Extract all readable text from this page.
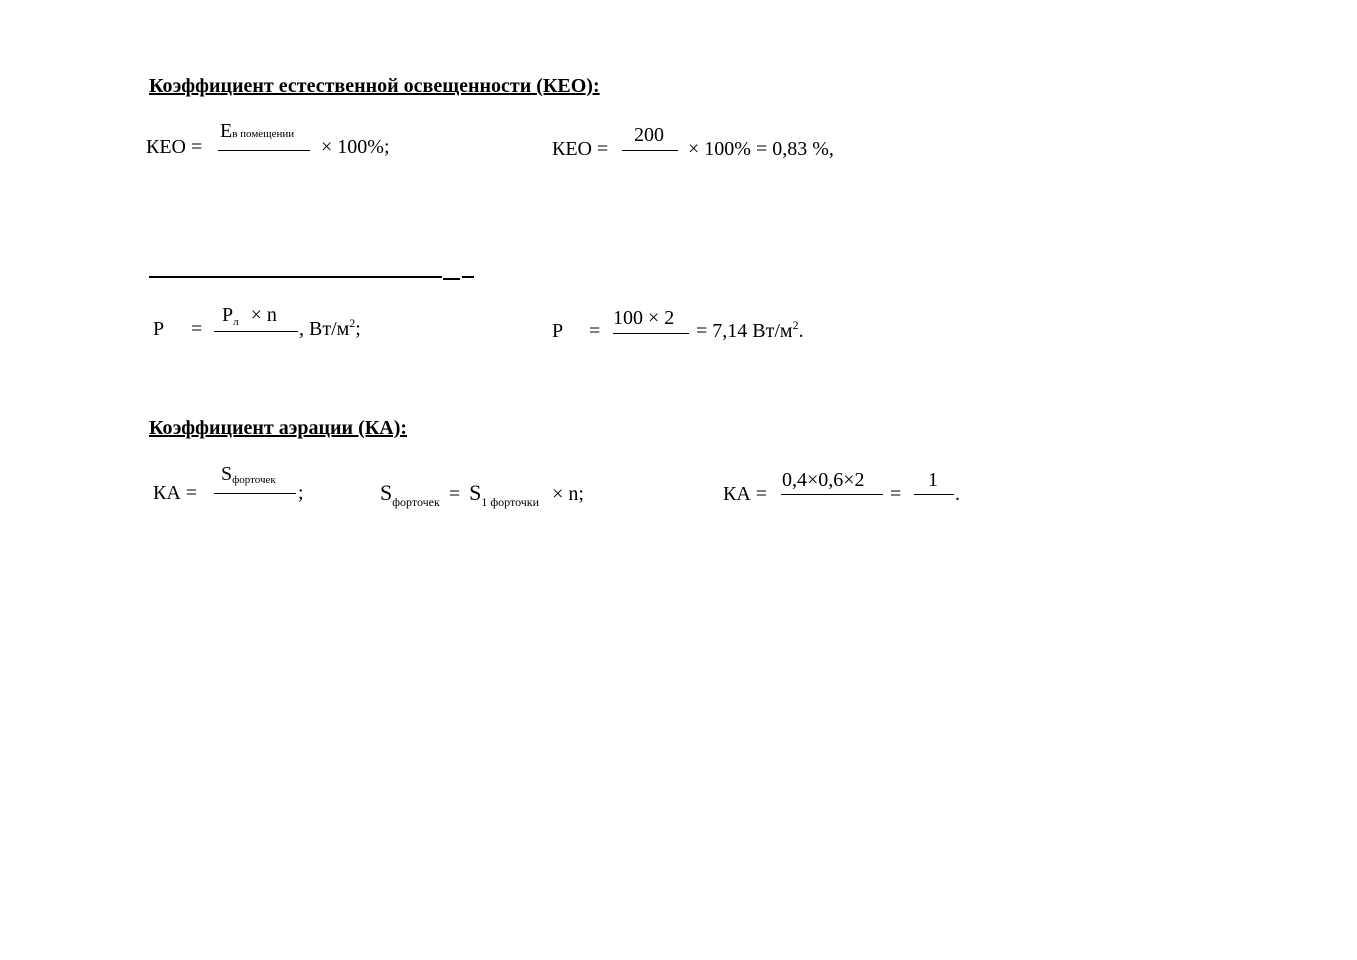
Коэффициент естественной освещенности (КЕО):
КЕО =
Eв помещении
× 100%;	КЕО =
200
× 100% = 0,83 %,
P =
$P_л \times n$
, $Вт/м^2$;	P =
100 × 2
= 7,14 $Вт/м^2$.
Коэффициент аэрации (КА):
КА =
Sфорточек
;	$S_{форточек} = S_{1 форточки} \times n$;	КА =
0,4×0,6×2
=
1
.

WRITTEN EXERCISE » Are you able to set down all the lines above exactly, without any pictures?

TASK RESPONSE »
Extract all readable text from this page.
Коэффициент естественной освещенности (КЕО):
КЕО =
Eв помещении
× 100%;	КЕО =
200
× 100% = 0,83 %,
P =
$P_л \times n$
, $Вт/м^2$;	P =
100 × 2
= 7,14 $Вт/м^2$.
Коэффициент аэрации (КА):
КА =
Sфорточек
;	$S_{форточек} = S_{1 форточки} \times n$;	КА =
0,4×0,6×2
=
1
.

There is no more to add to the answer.